WORK INSTRUCTIONS: Rewrite the lines below with every instance of "Workpiece Details" changed to "Part Details", leaving everything else the same and omitting the picture.

......

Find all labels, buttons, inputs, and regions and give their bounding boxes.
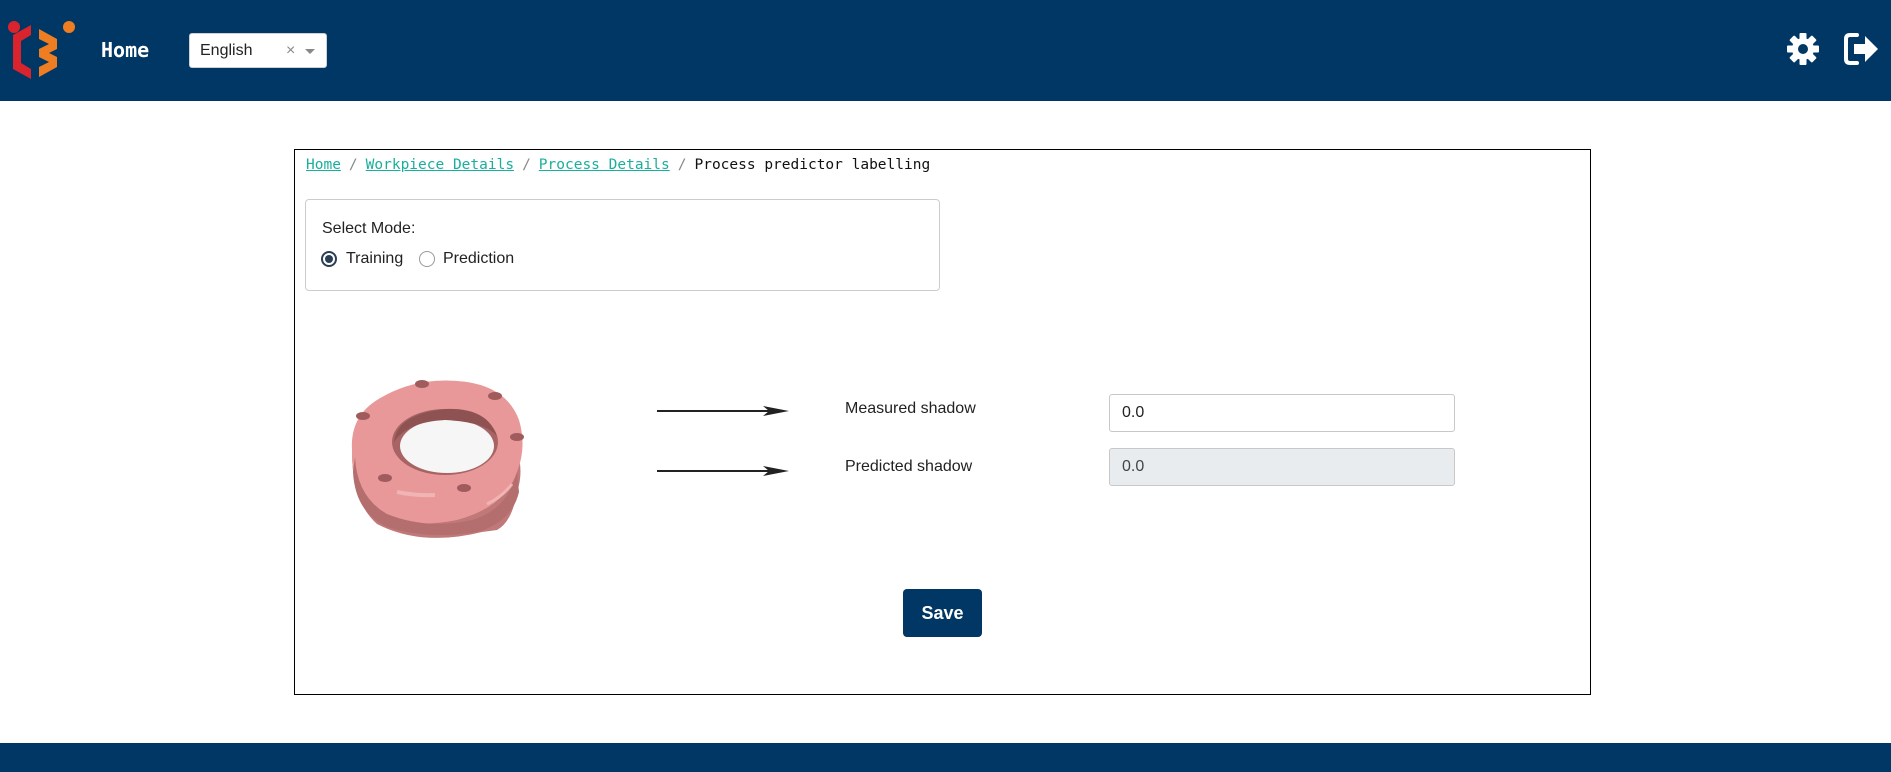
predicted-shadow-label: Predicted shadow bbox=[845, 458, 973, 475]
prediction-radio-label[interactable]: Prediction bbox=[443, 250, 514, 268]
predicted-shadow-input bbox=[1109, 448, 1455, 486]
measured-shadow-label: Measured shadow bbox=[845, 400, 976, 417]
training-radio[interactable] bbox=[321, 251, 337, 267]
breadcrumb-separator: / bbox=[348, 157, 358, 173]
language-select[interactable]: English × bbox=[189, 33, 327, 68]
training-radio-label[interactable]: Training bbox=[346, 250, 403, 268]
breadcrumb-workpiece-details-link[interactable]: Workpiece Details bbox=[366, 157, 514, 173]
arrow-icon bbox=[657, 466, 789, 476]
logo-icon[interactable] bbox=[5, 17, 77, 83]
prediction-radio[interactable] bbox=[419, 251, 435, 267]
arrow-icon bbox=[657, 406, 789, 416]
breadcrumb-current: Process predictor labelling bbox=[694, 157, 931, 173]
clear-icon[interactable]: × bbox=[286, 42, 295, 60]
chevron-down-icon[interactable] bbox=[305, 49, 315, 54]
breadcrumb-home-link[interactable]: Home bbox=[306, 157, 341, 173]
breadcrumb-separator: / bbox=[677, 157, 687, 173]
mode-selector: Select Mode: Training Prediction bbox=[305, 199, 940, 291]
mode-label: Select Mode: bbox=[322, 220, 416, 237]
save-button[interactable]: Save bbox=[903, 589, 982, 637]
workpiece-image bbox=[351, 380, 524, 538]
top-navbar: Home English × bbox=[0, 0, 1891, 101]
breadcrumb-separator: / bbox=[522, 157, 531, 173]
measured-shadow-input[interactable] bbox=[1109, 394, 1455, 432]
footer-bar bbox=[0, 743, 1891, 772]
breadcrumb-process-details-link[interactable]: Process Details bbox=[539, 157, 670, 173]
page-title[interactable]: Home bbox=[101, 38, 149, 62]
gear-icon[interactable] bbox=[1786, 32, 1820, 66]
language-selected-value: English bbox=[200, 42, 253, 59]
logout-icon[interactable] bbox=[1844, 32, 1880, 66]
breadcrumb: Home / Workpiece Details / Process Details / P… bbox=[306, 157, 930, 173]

......

RESULT:
Find all labels, buttons, inputs, and regions and give their bounding boxes.
predicted-shadow-label: Predicted shadow bbox=[845, 458, 973, 475]
prediction-radio-label[interactable]: Prediction bbox=[443, 250, 514, 268]
predicted-shadow-input bbox=[1109, 448, 1455, 486]
measured-shadow-label: Measured shadow bbox=[845, 400, 976, 417]
training-radio[interactable] bbox=[321, 251, 337, 267]
breadcrumb-separator: / bbox=[348, 157, 358, 173]
language-select[interactable]: English × bbox=[189, 33, 327, 68]
training-radio-label[interactable]: Training bbox=[346, 250, 403, 268]
breadcrumb-workpiece-details-link[interactable]: Part Details bbox=[366, 157, 514, 173]
arrow-icon bbox=[657, 466, 789, 476]
logo-icon[interactable] bbox=[5, 17, 77, 83]
prediction-radio[interactable] bbox=[419, 251, 435, 267]
arrow-icon bbox=[657, 406, 789, 416]
breadcrumb-current: Process predictor labelling bbox=[694, 157, 931, 173]
clear-icon[interactable]: × bbox=[286, 42, 295, 60]
chevron-down-icon[interactable] bbox=[305, 49, 315, 54]
breadcrumb-home-link[interactable]: Home bbox=[306, 157, 341, 173]
breadcrumb-separator: / bbox=[677, 157, 687, 173]
mode-selector: Select Mode: Training Prediction bbox=[305, 199, 940, 291]
mode-label: Select Mode: bbox=[322, 220, 416, 237]
save-button[interactable]: Save bbox=[903, 589, 982, 637]
workpiece-image bbox=[351, 380, 524, 538]
top-navbar: Home English × bbox=[0, 0, 1891, 101]
breadcrumb-separator: / bbox=[522, 157, 531, 173]
measured-shadow-input[interactable] bbox=[1109, 394, 1455, 432]
footer-bar bbox=[0, 743, 1891, 772]
breadcrumb-process-details-link[interactable]: Process Details bbox=[539, 157, 670, 173]
page-title[interactable]: Home bbox=[101, 38, 149, 62]
gear-icon[interactable] bbox=[1786, 32, 1820, 66]
language-selected-value: English bbox=[200, 42, 253, 59]
logout-icon[interactable] bbox=[1844, 32, 1880, 66]
breadcrumb: Home / Part Details / Process Details / P… bbox=[306, 157, 930, 173]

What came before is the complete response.